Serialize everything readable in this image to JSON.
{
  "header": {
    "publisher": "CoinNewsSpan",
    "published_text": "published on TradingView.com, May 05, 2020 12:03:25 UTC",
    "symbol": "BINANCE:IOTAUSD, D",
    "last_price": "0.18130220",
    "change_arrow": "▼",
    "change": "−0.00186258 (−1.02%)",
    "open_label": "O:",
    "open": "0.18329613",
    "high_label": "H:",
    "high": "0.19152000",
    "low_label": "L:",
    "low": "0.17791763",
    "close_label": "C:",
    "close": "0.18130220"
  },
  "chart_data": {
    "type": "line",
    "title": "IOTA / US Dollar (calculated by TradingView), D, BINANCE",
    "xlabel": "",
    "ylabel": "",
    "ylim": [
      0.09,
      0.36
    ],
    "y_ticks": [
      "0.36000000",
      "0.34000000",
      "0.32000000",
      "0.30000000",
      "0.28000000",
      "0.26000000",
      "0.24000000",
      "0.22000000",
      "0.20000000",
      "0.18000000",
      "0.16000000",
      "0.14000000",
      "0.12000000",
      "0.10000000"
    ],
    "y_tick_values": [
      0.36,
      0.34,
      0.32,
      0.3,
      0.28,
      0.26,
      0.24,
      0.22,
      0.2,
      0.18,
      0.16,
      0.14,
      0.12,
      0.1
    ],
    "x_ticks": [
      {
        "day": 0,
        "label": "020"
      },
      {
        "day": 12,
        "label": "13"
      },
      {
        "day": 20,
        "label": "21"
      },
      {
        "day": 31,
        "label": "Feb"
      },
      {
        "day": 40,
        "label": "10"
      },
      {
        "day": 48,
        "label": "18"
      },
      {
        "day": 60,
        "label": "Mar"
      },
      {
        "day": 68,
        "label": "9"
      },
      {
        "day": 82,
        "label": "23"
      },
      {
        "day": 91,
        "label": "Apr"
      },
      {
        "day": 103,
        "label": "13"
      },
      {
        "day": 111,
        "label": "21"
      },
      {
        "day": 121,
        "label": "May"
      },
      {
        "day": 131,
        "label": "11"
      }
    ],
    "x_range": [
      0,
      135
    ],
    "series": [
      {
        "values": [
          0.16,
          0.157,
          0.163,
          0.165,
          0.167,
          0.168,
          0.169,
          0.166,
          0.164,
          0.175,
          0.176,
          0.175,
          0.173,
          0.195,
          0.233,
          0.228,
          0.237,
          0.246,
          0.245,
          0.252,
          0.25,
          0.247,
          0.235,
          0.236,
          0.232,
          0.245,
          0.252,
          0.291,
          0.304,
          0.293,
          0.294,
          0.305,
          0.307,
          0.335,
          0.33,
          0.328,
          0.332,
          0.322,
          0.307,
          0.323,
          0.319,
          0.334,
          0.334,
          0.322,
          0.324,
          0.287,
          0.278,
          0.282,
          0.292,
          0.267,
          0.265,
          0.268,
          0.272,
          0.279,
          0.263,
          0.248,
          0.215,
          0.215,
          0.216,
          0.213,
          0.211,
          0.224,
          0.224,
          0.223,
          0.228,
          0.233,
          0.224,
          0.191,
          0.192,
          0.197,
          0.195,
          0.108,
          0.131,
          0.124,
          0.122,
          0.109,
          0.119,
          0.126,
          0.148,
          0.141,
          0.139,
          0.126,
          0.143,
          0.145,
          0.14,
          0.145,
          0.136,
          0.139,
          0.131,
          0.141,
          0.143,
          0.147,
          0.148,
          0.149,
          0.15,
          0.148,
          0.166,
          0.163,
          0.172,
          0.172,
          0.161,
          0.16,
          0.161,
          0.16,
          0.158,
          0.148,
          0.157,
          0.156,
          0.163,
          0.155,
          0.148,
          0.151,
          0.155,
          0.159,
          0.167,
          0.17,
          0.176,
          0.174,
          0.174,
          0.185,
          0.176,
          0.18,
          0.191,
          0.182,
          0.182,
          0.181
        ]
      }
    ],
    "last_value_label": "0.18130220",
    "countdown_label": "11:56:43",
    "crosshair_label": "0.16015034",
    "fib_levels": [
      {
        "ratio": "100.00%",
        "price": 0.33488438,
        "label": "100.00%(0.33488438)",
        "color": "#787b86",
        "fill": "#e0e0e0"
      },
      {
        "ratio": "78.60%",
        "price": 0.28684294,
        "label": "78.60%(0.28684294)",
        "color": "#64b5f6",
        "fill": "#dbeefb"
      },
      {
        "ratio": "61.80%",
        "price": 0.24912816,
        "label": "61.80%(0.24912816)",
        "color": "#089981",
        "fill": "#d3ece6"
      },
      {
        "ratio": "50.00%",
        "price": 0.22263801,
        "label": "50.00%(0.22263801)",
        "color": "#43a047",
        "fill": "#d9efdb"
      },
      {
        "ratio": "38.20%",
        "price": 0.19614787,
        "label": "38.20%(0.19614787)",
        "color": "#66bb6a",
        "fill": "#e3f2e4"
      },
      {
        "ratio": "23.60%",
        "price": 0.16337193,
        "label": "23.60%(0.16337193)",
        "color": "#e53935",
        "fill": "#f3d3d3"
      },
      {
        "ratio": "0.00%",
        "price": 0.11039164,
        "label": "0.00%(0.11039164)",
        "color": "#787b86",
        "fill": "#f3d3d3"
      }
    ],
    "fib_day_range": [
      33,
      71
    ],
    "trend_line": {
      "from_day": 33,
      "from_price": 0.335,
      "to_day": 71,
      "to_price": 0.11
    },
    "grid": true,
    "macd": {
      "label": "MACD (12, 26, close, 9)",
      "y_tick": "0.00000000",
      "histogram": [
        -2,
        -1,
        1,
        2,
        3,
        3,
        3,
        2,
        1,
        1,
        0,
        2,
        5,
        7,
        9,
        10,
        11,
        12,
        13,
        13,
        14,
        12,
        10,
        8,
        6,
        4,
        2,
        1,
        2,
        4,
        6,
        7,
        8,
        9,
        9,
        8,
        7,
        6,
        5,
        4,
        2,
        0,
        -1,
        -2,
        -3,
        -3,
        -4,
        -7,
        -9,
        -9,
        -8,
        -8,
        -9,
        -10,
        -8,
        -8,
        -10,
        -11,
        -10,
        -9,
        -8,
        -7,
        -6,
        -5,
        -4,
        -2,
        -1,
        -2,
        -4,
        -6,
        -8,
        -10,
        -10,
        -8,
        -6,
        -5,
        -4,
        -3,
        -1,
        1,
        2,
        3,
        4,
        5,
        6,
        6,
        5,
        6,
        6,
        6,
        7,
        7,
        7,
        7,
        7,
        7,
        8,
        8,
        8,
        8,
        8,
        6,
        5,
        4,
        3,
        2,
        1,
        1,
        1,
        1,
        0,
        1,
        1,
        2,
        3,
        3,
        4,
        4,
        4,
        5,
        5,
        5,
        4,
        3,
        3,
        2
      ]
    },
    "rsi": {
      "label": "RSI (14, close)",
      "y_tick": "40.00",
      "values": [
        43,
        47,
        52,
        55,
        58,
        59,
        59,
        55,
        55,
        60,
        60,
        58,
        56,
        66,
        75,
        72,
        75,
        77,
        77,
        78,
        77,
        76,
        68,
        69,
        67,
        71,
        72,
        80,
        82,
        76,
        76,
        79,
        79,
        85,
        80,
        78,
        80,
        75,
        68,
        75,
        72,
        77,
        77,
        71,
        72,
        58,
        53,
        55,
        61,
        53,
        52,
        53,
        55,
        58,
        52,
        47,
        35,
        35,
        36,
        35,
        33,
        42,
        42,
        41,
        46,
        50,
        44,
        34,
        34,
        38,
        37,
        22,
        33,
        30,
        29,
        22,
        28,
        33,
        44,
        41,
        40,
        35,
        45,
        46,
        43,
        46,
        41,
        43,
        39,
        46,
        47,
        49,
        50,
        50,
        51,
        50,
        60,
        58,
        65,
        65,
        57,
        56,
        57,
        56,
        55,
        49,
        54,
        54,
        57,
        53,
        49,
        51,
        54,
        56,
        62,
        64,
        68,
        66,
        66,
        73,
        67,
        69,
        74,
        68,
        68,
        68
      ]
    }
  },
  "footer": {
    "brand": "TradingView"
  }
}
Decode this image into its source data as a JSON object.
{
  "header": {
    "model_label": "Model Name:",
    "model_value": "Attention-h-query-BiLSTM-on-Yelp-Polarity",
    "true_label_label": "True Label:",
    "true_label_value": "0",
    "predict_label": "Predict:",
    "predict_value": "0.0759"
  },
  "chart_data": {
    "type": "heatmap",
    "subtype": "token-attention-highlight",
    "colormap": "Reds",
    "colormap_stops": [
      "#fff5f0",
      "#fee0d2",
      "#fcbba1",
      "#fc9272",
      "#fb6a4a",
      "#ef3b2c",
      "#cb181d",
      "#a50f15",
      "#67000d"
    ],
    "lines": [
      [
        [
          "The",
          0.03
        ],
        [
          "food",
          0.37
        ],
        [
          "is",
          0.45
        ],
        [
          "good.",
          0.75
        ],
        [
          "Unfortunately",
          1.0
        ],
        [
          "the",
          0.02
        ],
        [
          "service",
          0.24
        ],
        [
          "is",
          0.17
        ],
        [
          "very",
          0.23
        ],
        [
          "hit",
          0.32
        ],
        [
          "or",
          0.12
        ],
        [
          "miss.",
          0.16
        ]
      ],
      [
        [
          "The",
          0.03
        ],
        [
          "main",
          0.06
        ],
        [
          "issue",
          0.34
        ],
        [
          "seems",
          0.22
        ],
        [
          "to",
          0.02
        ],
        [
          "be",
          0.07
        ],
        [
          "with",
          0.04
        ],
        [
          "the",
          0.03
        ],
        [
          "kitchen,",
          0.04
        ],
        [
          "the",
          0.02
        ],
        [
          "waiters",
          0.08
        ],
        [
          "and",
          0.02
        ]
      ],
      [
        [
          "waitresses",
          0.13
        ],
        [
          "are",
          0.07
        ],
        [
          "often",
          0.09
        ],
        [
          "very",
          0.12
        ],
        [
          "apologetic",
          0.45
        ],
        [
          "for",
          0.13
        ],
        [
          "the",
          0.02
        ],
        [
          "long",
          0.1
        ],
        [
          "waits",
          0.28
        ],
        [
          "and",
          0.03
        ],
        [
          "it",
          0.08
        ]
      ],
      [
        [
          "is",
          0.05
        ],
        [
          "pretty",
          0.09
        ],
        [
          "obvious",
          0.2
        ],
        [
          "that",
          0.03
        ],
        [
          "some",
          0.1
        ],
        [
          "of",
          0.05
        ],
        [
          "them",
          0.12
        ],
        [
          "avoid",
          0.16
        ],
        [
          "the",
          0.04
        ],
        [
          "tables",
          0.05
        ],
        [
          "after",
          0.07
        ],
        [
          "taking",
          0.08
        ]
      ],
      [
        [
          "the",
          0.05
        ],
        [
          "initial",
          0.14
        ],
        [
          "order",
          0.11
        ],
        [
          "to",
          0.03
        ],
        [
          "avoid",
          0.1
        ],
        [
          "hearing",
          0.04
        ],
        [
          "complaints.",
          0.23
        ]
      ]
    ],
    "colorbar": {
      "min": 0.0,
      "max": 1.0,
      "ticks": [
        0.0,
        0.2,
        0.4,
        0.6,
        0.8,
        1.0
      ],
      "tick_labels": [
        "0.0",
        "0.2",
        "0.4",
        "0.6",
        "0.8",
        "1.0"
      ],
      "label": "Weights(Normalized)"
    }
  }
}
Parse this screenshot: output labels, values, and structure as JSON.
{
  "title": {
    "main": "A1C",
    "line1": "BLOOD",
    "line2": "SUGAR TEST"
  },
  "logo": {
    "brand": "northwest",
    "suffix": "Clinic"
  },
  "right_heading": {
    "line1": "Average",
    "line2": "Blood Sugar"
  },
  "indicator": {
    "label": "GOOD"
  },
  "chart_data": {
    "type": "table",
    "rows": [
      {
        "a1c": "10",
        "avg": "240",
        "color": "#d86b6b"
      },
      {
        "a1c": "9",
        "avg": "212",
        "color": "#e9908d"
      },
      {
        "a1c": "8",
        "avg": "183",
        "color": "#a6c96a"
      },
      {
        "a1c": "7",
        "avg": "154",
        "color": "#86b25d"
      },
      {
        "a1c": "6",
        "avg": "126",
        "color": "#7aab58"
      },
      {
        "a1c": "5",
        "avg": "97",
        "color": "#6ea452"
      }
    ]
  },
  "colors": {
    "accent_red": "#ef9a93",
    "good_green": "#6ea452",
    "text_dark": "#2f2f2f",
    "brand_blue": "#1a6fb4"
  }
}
* * * * * * * * *
YOUR OBJECTIVE
Say how many lines in the entries contain the string "JSON", and leave out everything else.

ANSWER
3